--- What needs to be done ---
Please report every line from the material that contains the word "учителям".

Records excerpted from a collection
☆ ☆ ☆
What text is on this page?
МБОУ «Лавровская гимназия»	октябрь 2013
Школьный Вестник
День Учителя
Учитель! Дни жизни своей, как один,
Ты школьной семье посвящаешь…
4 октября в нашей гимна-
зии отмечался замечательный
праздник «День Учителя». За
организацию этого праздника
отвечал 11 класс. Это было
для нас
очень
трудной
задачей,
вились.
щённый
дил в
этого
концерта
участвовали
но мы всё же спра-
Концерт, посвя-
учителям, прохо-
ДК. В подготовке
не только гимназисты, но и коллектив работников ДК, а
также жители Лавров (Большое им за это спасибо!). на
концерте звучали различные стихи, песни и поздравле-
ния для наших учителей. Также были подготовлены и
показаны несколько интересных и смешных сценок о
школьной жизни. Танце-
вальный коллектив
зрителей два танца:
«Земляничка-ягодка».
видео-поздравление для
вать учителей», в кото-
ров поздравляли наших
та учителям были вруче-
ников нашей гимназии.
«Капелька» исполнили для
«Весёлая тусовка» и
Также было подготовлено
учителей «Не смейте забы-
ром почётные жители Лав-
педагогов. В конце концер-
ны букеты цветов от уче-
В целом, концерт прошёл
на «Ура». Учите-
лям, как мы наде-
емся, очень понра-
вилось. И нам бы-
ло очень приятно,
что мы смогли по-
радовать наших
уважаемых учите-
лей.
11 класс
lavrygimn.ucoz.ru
☆ ☆ ☆
--- Solution to this exercise ---
учителям, прохо-
та учителям были вруче-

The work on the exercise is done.